▶ **Extrait choisi**:
########################################

Dandy nanti avant de connaître l’infamie d’une geôle – une opération immobilière ayant mal tourné –, l’architecte français Fernand Pouillon (1912-1986) est indéniablement une personnalité hors norme. Et ces controverses auxquelles il fut mêlé ont souvent masqué la réalité d’une œuvre exceptionnelle par sa consistance et sa singularité. Avec le recul du temps – et la dissipation des polémiques –, celle-ci est aujourd’hui réinterrogée, a fortiori à l’aune de problématiques contemporaines, tel son intérêt pour l’architecture et les principes vernaculaires, pour les matériaux naturels et locaux – à présent qualifiés de « durables » –, enfin, pour la manière d’habiter.
UN NOUVEL ÉCLAIRAGE
C’est ce qu’ont souhaité aborder les auteurs – dont le Suisse Pierre Frey, historien de l’architecture disparu en octobre 2023 – du livre intitulé Fernand Pouillon, le téméraire éclectique et publié aux éditions Actes Sud. Ils se sont penchés principalement sur ses réalisations postérieures à la Seconde Guerre mondiale; trois décennies – entre 1953 et 1984 – durant lesquelles il occupa, d’une manière ou d’une autre, la scène architecturale, avec un acmé lors de la 2e Biennale d’architecture de Venise, en 1982. Outre une recherche approfondie dans les archives, ce nouvel éclairage sur l’œuvre de Fernand Pouillon s’enrichit d’un travail d’enquête mené sur le terrain avec, à la clé, quelques « informations inédites ».

########################################

▶ **Listing présenté**:

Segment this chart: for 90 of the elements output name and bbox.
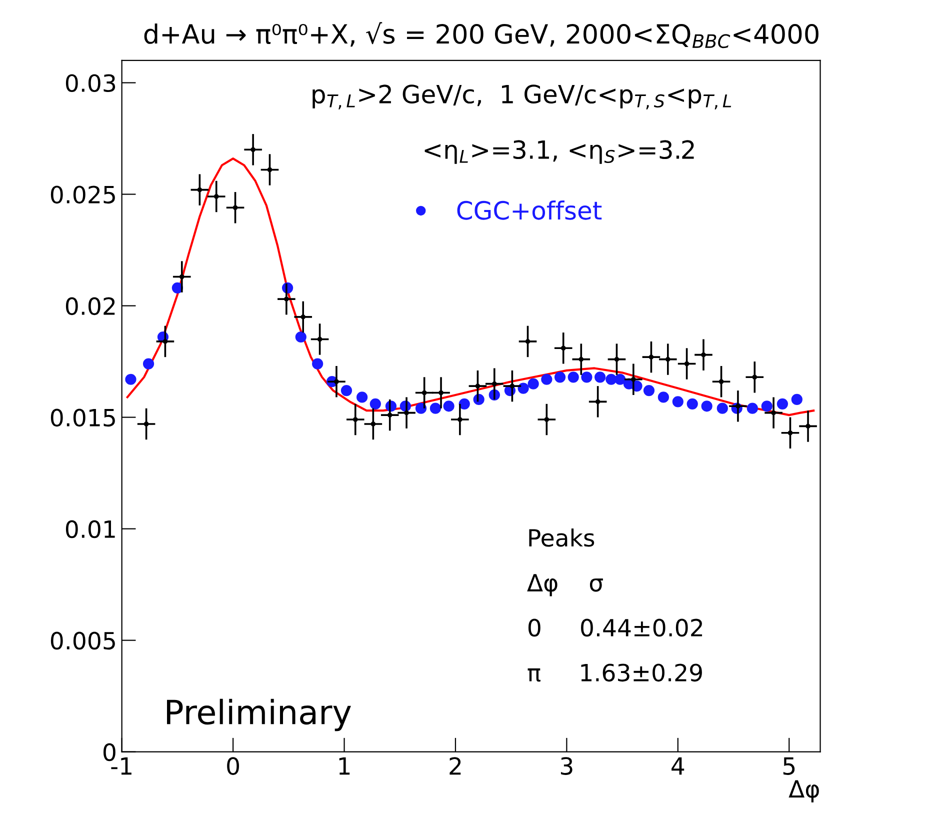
point xyxy=(284,296,289,302)
point xyxy=(788,430,793,436)
point xyxy=(716,402,728,414)
point xyxy=(295,331,306,343)
point xyxy=(179,274,184,280)
point xyxy=(771,410,776,416)
point xyxy=(422,390,427,396)
point xyxy=(518,382,529,394)
point xyxy=(430,402,442,414)
point xyxy=(541,374,552,385)
point xyxy=(630,376,636,382)
y-tick-label: 0.01 xyxy=(66,520,115,538)
point xyxy=(404,410,409,416)
chart-title: d+Au → π⁰π⁰+X, √s = 200 GeV, 2000<ΣQ$_{BBC}$<4000 xyxy=(144,22,818,48)
point xyxy=(614,356,620,362)
annotation: Preliminary xyxy=(167,698,351,732)
point xyxy=(701,352,706,358)
x-tick-label: 3 xyxy=(560,757,572,775)
point xyxy=(317,336,322,342)
annotation: p$_{T,L}$>2 GeV/c, 1 GeV/c<p$_{T,S}$<p$_{T,L}$ xyxy=(312,84,732,110)
point xyxy=(761,400,772,412)
point xyxy=(356,392,368,403)
x-tick-label: 5 xyxy=(783,757,795,775)
point xyxy=(370,422,376,426)
point xyxy=(438,390,444,396)
point xyxy=(142,358,154,370)
point xyxy=(684,361,690,366)
point xyxy=(197,187,202,192)
point xyxy=(387,412,392,418)
y-tick-label: 0.025 xyxy=(50,186,115,204)
point xyxy=(415,402,427,414)
point xyxy=(643,384,655,396)
point xyxy=(250,147,256,152)
point xyxy=(672,396,684,408)
x-axis-title: Δφ xyxy=(788,780,819,802)
legend-label: CGC+offset xyxy=(457,200,602,220)
point xyxy=(665,356,670,362)
x-tick-label: 4 xyxy=(672,757,684,775)
annotation: π 1.63±0.29 xyxy=(528,664,702,682)
point xyxy=(232,205,238,210)
point xyxy=(457,417,462,422)
x-tick-label: 0 xyxy=(227,757,239,775)
y-tick-label: 0.005 xyxy=(50,632,115,650)
point xyxy=(352,417,358,422)
point xyxy=(443,400,454,412)
point xyxy=(746,402,758,414)
point xyxy=(312,358,324,370)
point xyxy=(560,346,566,351)
point xyxy=(578,356,584,362)
point xyxy=(752,374,758,380)
y-tick-label: 0.03 xyxy=(66,74,116,92)
point xyxy=(334,379,339,384)
annotation: 0 0.44±0.02 xyxy=(528,618,702,637)
point xyxy=(510,384,515,388)
point xyxy=(370,398,381,410)
point xyxy=(214,194,219,199)
point xyxy=(581,372,592,383)
point xyxy=(528,378,539,390)
point xyxy=(718,379,724,384)
point xyxy=(267,167,272,172)
y-tick-label: 0.015 xyxy=(50,408,115,427)
point xyxy=(162,339,168,344)
point xyxy=(144,422,149,426)
point xyxy=(594,372,606,383)
point xyxy=(614,374,626,385)
annotation: Δφ σ xyxy=(527,574,603,596)
point xyxy=(475,384,480,388)
point xyxy=(125,374,136,385)
annotation: <η$_{L}$>=3.1, <η$_{S}$>=3.2 xyxy=(424,140,694,164)
point xyxy=(806,424,810,429)
point xyxy=(648,354,654,360)
point xyxy=(568,372,579,383)
annotation: Peaks xyxy=(529,528,594,547)
y-tick-label: 0.02 xyxy=(66,297,115,316)
x-tick-label: 1 xyxy=(339,757,350,775)
point xyxy=(701,400,712,412)
point xyxy=(595,399,600,404)
point xyxy=(525,339,530,344)
point xyxy=(658,392,670,403)
x-tick-label: 2 xyxy=(450,757,461,775)
point xyxy=(340,384,352,396)
point xyxy=(458,398,470,410)
point xyxy=(492,381,497,386)
point xyxy=(544,417,550,422)
point xyxy=(791,394,802,405)
point xyxy=(554,372,566,383)
point xyxy=(606,374,617,385)
point xyxy=(300,314,306,320)
point xyxy=(776,398,788,410)
point xyxy=(686,398,698,410)
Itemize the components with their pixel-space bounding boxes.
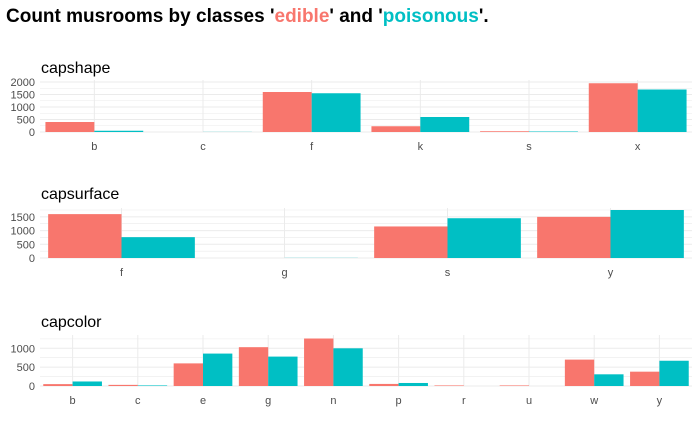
- title-edible: edible: [274, 6, 330, 27]
- x-tick-label: b: [70, 395, 76, 407]
- bar-poisonous-p: [398, 382, 428, 386]
- bar-poisonous-b: [94, 130, 144, 132]
- bar-poisonous-e: [203, 353, 233, 386]
- x-tick-label: r: [462, 395, 466, 407]
- y-tick-label: 500: [17, 115, 35, 127]
- panel-title-capshape: capshape: [41, 60, 110, 77]
- x-tick-label: g: [281, 267, 287, 279]
- bar-edible-x: [588, 83, 638, 132]
- x-tick-label: b: [91, 141, 97, 153]
- y-tick-label: 1000: [11, 102, 35, 114]
- y-tick-label: 0: [29, 253, 35, 265]
- x-tick-label: w: [589, 395, 598, 407]
- x-tick-label: k: [418, 141, 424, 153]
- x-tick-label: g: [265, 395, 271, 407]
- bar-edible-f: [48, 214, 122, 258]
- bar-edible-y: [630, 371, 660, 386]
- x-tick-label: c: [200, 141, 206, 153]
- bar-edible-b: [45, 122, 95, 132]
- bar-edible-w: [564, 359, 595, 386]
- bar-poisonous-c: [137, 385, 168, 386]
- y-tick-label: 1000: [11, 343, 35, 355]
- panel-title-capcolor: capcolor: [41, 314, 102, 331]
- bar-edible-c: [108, 384, 138, 386]
- chart-title: Count musrooms by classes 'edible' and '…: [6, 6, 489, 28]
- bar-poisonous-g: [268, 356, 298, 386]
- x-tick-label: e: [200, 395, 206, 407]
- y-tick-label: 1500: [11, 212, 35, 224]
- title-suffix: '.: [478, 6, 489, 27]
- bar-edible-y: [537, 216, 611, 258]
- title-poisonous: poisonous: [382, 6, 479, 27]
- bar-poisonous-b: [72, 381, 102, 386]
- y-tick-label: 1500: [11, 90, 35, 102]
- bar-poisonous-x: [637, 89, 687, 132]
- x-tick-label: y: [608, 267, 614, 279]
- title-middle: ' and ': [329, 6, 383, 27]
- bar-poisonous-f: [121, 237, 195, 258]
- x-tick-label: f: [120, 267, 124, 279]
- y-tick-label: 1000: [11, 226, 35, 238]
- y-tick-label: 500: [17, 239, 35, 251]
- bar-poisonous-w: [594, 374, 624, 386]
- y-tick-label: 0: [29, 127, 35, 139]
- bar-poisonous-y: [659, 360, 689, 386]
- bar-edible-e: [173, 363, 203, 386]
- title-prefix: Count musrooms by classes ': [6, 6, 275, 27]
- bar-edible-b: [43, 384, 73, 386]
- x-tick-label: n: [330, 395, 336, 407]
- bar-poisonous-f: [311, 93, 361, 132]
- panel-title-capsurface: capsurface: [41, 186, 119, 203]
- bar-edible-f: [262, 92, 312, 132]
- x-tick-label: s: [445, 267, 451, 279]
- bar-poisonous-k: [420, 117, 470, 132]
- y-tick-label: 0: [29, 381, 35, 393]
- x-tick-label: s: [526, 141, 532, 153]
- bar-edible-s: [374, 226, 448, 258]
- bar-poisonous-y: [610, 210, 684, 258]
- x-tick-label: x: [635, 141, 641, 153]
- bar-edible-r: [434, 385, 464, 386]
- bar-edible-k: [371, 126, 421, 132]
- bar-edible-s: [480, 131, 529, 132]
- x-tick-label: f: [310, 141, 314, 153]
- bar-poisonous-n: [333, 348, 363, 386]
- x-tick-label: y: [657, 395, 663, 407]
- bar-edible-g: [238, 347, 269, 386]
- x-tick-label: c: [135, 395, 141, 407]
- y-tick-label: 500: [17, 362, 35, 374]
- bar-edible-p: [369, 383, 399, 386]
- bar-edible-n: [304, 338, 334, 386]
- bar-poisonous-s: [447, 218, 521, 258]
- bar-edible-u: [499, 385, 529, 386]
- x-tick-label: p: [396, 395, 402, 407]
- y-tick-label: 2000: [11, 77, 35, 89]
- x-tick-label: u: [526, 395, 532, 407]
- bar-poisonous-s: [529, 131, 578, 132]
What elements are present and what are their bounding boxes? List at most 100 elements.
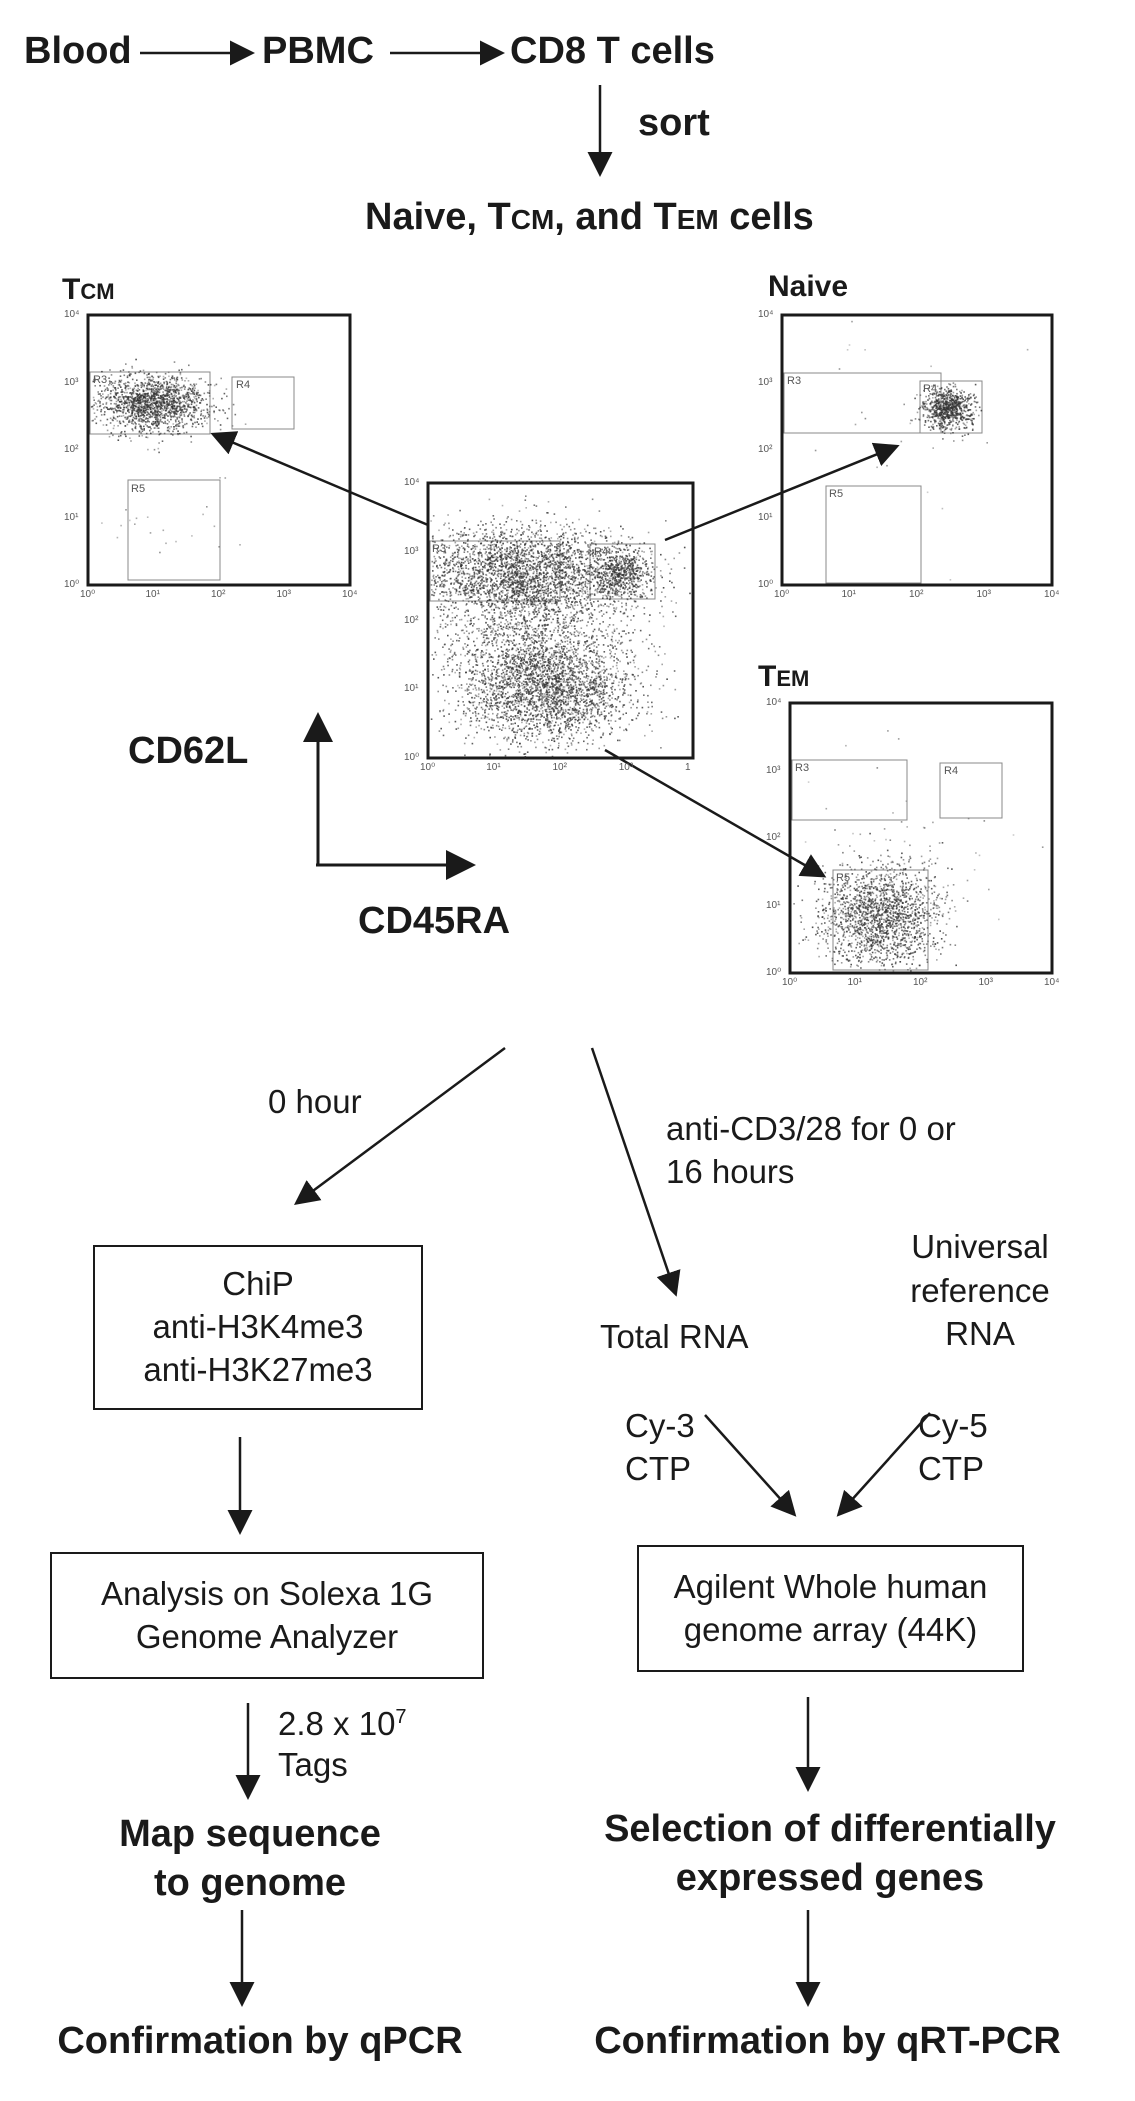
event-dot	[477, 592, 480, 594]
event-dot	[462, 567, 465, 570]
event-dot	[149, 429, 151, 432]
event-dot	[176, 416, 178, 419]
event-dot	[150, 392, 152, 394]
event-dot	[124, 425, 127, 427]
event-dot	[630, 597, 632, 600]
event-dot	[537, 596, 539, 599]
event-dot	[159, 416, 162, 418]
event-dot	[168, 411, 170, 413]
event-dot	[937, 415, 940, 417]
event-dot	[461, 572, 463, 575]
event-dot	[506, 547, 509, 549]
event-dot	[490, 572, 493, 575]
event-dot	[497, 586, 499, 589]
event-dot	[561, 577, 564, 579]
event-dot	[956, 395, 958, 398]
event-dot	[113, 396, 116, 399]
event-dot	[564, 583, 567, 585]
event-dot	[528, 578, 531, 581]
event-dot	[533, 570, 535, 573]
event-dot	[116, 420, 119, 422]
event-dot	[557, 567, 559, 569]
event-dot	[532, 598, 535, 600]
event-dot	[146, 382, 149, 385]
event-dot	[208, 411, 211, 413]
event-dot	[126, 398, 129, 400]
event-dot	[514, 565, 516, 568]
event-dot	[175, 377, 178, 380]
event-dot	[555, 568, 557, 570]
event-dot	[550, 554, 553, 557]
event-dot	[950, 432, 952, 435]
event-dot	[500, 569, 503, 572]
event-dot	[958, 426, 960, 428]
event-dot	[495, 526, 497, 529]
event-dot	[185, 410, 187, 413]
event-dot	[949, 579, 952, 581]
event-dot	[535, 574, 537, 577]
event-dot	[477, 570, 479, 572]
event-dot	[582, 606, 584, 609]
event-dot	[967, 400, 969, 402]
event-dot	[946, 406, 948, 408]
event-dot	[138, 397, 140, 399]
event-dot	[164, 406, 166, 409]
event-dot	[930, 410, 932, 412]
event-dot	[973, 413, 975, 416]
event-dot	[135, 403, 137, 405]
event-dot	[515, 555, 518, 557]
event-dot	[113, 402, 116, 405]
event-dot	[532, 551, 535, 554]
event-dot	[565, 565, 567, 568]
event-dot	[861, 411, 863, 414]
event-dot	[156, 411, 158, 413]
event-dot	[946, 427, 948, 429]
event-dot	[948, 383, 950, 385]
event-dot	[496, 541, 499, 544]
event-dot	[577, 578, 579, 580]
event-dot	[545, 583, 548, 585]
event-dot	[172, 434, 174, 436]
event-dot	[526, 583, 529, 586]
event-dot	[517, 549, 519, 551]
event-dot	[503, 532, 506, 535]
event-dot	[581, 612, 583, 614]
event-dot	[131, 408, 134, 410]
event-dot	[128, 371, 130, 373]
event-dot	[158, 391, 161, 393]
event-dot	[134, 425, 137, 428]
event-dot	[494, 549, 496, 552]
event-dot	[443, 591, 445, 594]
event-dot	[510, 578, 513, 581]
event-dot	[505, 565, 508, 567]
event-dot	[532, 592, 534, 594]
event-dot	[547, 594, 549, 596]
event-dot	[595, 588, 597, 591]
event-dot	[598, 576, 601, 579]
event-dot	[938, 391, 941, 393]
event-dot	[103, 390, 106, 392]
event-dot	[589, 587, 592, 589]
event-dot	[485, 630, 487, 633]
event-dot	[543, 554, 546, 557]
event-dot	[942, 392, 945, 394]
event-dot	[516, 563, 518, 566]
event-dot	[532, 572, 534, 575]
event-dot	[498, 569, 501, 572]
event-dot	[143, 403, 146, 405]
event-dot	[154, 427, 156, 429]
event-dot	[217, 420, 219, 422]
event-dot	[943, 403, 946, 405]
event-dot	[140, 394, 142, 397]
event-dot	[556, 560, 559, 563]
event-dot	[537, 580, 539, 582]
event-dot	[94, 379, 97, 382]
event-dot	[529, 594, 531, 597]
event-dot	[509, 566, 511, 568]
event-dot	[131, 378, 134, 381]
event-dot	[481, 556, 483, 558]
event-dot	[518, 539, 521, 542]
event-dot	[490, 578, 492, 580]
event-dot	[138, 420, 141, 422]
event-dot	[142, 400, 145, 402]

########################################

▶ **Consigne A**: D'après l'extrait sur Fernand Pouillon, chez quel éditeur le livre intitulé Fernand Pouillon, le téméraire éclectique est-il publié ?
▶ **Consigne B**: Remplacez « matériaux naturels » par « matériaux bruts » dans l'extrait sur Fernand Pouillon, puis recopiez-en le passage qui commence aux mots « Dandy nanti avant » et s'arrête après « la manière d’habiter. ».
▶ **Consigne C**: Relevez toutes les années mentionnées dans l'extrait sur Fernand Pouillon.

▶ **Réponse correcte A**: Aux éditions Actes Sud.

▶ **Réponse correcte B**:
Dandy nanti avant de connaître l’infamie d’une geôle – une opération immobilière ayant mal tourné –, l’architecte français Fernand Pouillon (1912-1986) est indéniablement une personnalité hors norme. Et ces controverses auxquelles il fut mêlé ont souvent masqué la réalité d’une œuvre exceptionnelle par sa consistance et sa singularité. Avec le recul du temps – et la dissipation des polémiques –, celle-ci est aujourd’hui réinterrogée, a fortiori à l’aune de problématiques contemporaines, tel son intérêt pour l’architecture et les principes vernaculaires, pour les matériaux bruts et locaux – à présent qualifiés de « durables » –, enfin, pour la manière d’habiter.

▶ **Réponse correcte C**: 1912, 1986, 2023, 1953, 1984, 1982